§ Task details
Look through the data below. Pick out the lines holding the string "their".

§ Record set

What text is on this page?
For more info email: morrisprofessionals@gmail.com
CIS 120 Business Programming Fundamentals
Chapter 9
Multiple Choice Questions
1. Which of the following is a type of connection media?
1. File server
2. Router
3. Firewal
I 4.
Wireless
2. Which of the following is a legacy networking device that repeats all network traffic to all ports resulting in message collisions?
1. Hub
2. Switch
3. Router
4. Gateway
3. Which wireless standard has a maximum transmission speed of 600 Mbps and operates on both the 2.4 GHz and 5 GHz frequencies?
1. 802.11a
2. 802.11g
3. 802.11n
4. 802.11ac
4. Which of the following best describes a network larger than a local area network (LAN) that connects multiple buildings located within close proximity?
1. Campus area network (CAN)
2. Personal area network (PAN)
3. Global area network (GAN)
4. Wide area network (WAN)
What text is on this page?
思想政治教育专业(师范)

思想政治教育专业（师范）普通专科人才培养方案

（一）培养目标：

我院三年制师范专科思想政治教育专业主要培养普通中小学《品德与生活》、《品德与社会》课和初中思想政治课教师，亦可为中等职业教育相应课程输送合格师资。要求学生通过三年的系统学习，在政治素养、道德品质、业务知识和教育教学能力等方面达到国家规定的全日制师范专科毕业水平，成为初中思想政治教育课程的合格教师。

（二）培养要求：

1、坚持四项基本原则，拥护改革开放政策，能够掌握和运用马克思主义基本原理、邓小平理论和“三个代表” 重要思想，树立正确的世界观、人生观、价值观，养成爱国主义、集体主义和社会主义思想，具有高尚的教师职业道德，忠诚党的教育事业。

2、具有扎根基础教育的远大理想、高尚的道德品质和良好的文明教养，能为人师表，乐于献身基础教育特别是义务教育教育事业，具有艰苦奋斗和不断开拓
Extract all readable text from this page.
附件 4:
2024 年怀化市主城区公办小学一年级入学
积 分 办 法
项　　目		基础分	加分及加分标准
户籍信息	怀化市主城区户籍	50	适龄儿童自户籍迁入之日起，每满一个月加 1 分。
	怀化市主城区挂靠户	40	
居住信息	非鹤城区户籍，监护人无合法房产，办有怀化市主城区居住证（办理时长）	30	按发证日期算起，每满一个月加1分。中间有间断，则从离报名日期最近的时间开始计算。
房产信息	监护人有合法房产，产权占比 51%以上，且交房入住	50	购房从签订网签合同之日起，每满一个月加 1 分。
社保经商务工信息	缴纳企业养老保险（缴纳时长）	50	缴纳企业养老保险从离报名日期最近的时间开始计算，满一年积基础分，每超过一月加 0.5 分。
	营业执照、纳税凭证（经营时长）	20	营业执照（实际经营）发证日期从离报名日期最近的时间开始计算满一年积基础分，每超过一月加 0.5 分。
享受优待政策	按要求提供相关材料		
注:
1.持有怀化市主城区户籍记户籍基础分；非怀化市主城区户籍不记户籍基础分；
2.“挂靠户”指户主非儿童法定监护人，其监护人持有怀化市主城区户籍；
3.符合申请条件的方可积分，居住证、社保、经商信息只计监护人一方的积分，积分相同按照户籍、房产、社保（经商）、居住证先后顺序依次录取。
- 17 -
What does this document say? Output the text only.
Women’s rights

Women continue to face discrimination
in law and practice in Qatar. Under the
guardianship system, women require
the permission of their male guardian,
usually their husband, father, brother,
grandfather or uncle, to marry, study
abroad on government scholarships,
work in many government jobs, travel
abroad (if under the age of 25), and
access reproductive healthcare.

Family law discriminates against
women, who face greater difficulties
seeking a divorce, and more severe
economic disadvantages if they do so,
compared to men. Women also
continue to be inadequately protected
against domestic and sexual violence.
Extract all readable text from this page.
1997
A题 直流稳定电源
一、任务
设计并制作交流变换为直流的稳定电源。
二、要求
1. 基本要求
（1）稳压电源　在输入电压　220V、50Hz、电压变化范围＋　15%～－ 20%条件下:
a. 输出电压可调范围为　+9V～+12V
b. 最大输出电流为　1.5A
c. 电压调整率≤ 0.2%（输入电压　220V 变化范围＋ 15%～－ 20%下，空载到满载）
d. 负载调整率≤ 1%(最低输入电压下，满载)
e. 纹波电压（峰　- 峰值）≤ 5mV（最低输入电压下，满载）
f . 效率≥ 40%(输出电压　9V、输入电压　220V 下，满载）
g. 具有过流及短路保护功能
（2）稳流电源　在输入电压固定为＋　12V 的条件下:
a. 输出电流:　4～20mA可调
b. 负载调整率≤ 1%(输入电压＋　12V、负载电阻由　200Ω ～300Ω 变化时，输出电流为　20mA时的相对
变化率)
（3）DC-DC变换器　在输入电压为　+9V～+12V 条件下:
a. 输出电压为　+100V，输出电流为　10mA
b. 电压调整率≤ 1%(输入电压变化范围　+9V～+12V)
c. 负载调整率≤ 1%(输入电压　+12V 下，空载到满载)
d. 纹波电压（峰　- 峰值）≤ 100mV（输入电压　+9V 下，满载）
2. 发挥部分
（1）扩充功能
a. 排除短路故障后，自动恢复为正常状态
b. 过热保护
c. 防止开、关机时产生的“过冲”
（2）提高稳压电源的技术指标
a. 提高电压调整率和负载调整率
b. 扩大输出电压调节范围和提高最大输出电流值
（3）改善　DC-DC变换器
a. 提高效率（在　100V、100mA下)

§ Output for this task
the permission of their male guardian,
usually their husband, father, brother,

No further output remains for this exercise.